> _Exercise details_:
Restate the whole listing exactly.

## Start Data section

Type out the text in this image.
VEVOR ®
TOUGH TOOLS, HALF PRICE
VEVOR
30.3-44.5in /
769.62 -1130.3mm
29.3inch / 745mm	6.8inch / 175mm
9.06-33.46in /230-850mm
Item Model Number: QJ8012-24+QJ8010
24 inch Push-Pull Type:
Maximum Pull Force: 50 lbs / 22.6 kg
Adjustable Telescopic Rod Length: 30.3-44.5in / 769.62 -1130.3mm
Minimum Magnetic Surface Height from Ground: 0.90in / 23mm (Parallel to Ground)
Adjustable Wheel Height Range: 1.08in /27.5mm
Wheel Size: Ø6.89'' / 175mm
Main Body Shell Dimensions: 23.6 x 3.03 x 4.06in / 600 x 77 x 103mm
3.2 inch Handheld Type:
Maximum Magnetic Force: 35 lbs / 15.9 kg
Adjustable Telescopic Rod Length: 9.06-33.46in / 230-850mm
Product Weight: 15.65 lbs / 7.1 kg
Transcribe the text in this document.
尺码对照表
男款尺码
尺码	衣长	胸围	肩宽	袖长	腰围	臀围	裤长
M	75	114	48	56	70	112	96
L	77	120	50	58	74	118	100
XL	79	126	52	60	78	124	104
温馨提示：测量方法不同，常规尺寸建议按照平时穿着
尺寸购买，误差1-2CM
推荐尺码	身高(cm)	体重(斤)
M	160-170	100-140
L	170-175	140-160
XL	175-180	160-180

## End Data section

> _Task answer_:
Type out the text in this image.
VEVOR ®
TOUGH TOOLS, HALF PRICE
VEVOR
30.3-44.5in /
769.62 -1130.3mm
29.3inch / 745mm	6.8inch / 175mm
9.06-33.46in /230-850mm
Item Model Number: QJ8012-24+QJ8010
24 inch Push-Pull Type:
Maximum Pull Force: 50 lbs / 22.6 kg
Adjustable Telescopic Rod Length: 30.3-44.5in / 769.62 -1130.3mm
Minimum Magnetic Surface Height from Ground: 0.90in / 23mm (Parallel to Ground)
Adjustable Wheel Height Range: 1.08in /27.5mm
Wheel Size: Ø6.89'' / 175mm
Main Body Shell Dimensions: 23.6 x 3.03 x 4.06in / 600 x 77 x 103mm
3.2 inch Handheld Type:
Maximum Magnetic Force: 35 lbs / 15.9 kg
Adjustable Telescopic Rod Length: 9.06-33.46in / 230-850mm
Product Weight: 15.65 lbs / 7.1 kg
Transcribe the text in this document.
尺码对照表
男款尺码
尺码	衣长	胸围	肩宽	袖长	腰围	臀围	裤长
M	75	114	48	56	70	112	96
L	77	120	50	58	74	118	100
XL	79	126	52	60	78	124	104
温馨提示：测量方法不同，常规尺寸建议按照平时穿着
尺寸购买，误差1-2CM
推荐尺码	身高(cm)	体重(斤)
M	160-170	100-140
L	170-175	140-160
XL	175-180	160-180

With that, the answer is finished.